**RECORDS SHOWN**.
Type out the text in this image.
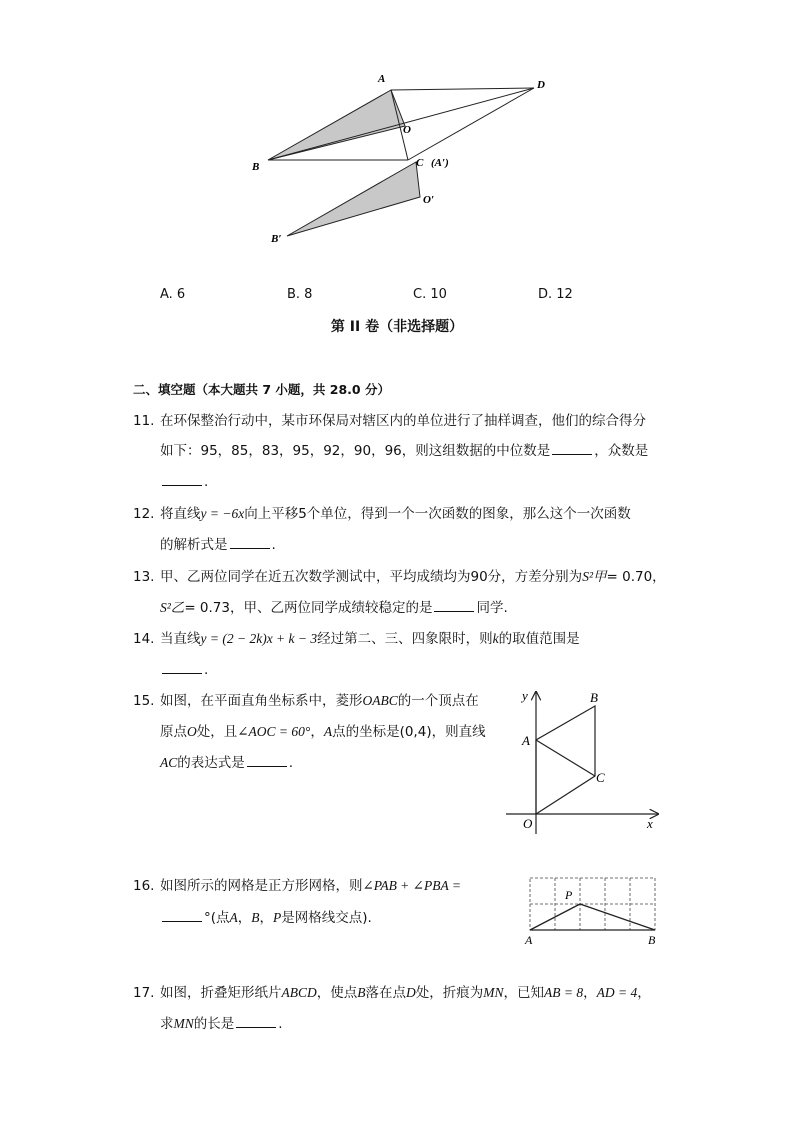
A	D
O
B	C (A′)
O′
B′
A. 6	B. 8	C. 10	D. 12
第 II 卷（非选择题）
二、填空题（本大题共 7 小题，共 28.0 分）
11. 在环保整治行动中，某市环保局对辖区内的单位进行了抽样调查，他们的综合得分
如下：95，85，83，95，92，90，96，则这组数据的中位数是	，众数是
.
12. 将直线y = −6x向上平移5个单位，得到一个一次函数的图象，那么这个一次函数
的解析式是	.
13. 甲、乙两位同学在近五次数学测试中，平均成绩均为90分，方差分别为S²甲= 0.70，
S²乙= 0.73，甲、乙两位同学成绩较稳定的是	同学.
14. 当直线y = (2 − 2k)x + k − 3经过第二、三、四象限时，则k的取值范围是
.
15. 如图，在平面直角坐标系中，菱形OABC的一个顶点在
原点O处，且∠AOC = 60°，A点的坐标是(0,4)，则直线
AC的表达式是	.
y	B
A
C
O	x
16. 如图所示的网格是正方形网格，则∠PAB + ∠PBA =
°(点A，B，P是网格线交点).
P
A	B
17. 如图，折叠矩形纸片ABCD，使点B落在点D处，折痕为MN，已知AB = 8，AD = 4，
求MN的长是	.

**SHORT EXERCISE**. Your task is to copy the entries in full and exactly, without any images.

**RESPONSE**.
Type out the text in this image.
A	D
O
B	C (A′)
O′
B′
A. 6	B. 8	C. 10	D. 12
第 II 卷（非选择题）
二、填空题（本大题共 7 小题，共 28.0 分）
11. 在环保整治行动中，某市环保局对辖区内的单位进行了抽样调查，他们的综合得分
如下：95，85，83，95，92，90，96，则这组数据的中位数是	，众数是
.
12. 将直线y = −6x向上平移5个单位，得到一个一次函数的图象，那么这个一次函数
的解析式是	.
13. 甲、乙两位同学在近五次数学测试中，平均成绩均为90分，方差分别为S²甲= 0.70，
S²乙= 0.73，甲、乙两位同学成绩较稳定的是	同学.
14. 当直线y = (2 − 2k)x + k − 3经过第二、三、四象限时，则k的取值范围是
.
15. 如图，在平面直角坐标系中，菱形OABC的一个顶点在
原点O处，且∠AOC = 60°，A点的坐标是(0,4)，则直线
AC的表达式是	.
y	B
A
C
O	x
16. 如图所示的网格是正方形网格，则∠PAB + ∠PBA =
°(点A，B，P是网格线交点).
P
A	B
17. 如图，折叠矩形纸片ABCD，使点B落在点D处，折痕为MN，已知AB = 8，AD = 4，
求MN的长是	.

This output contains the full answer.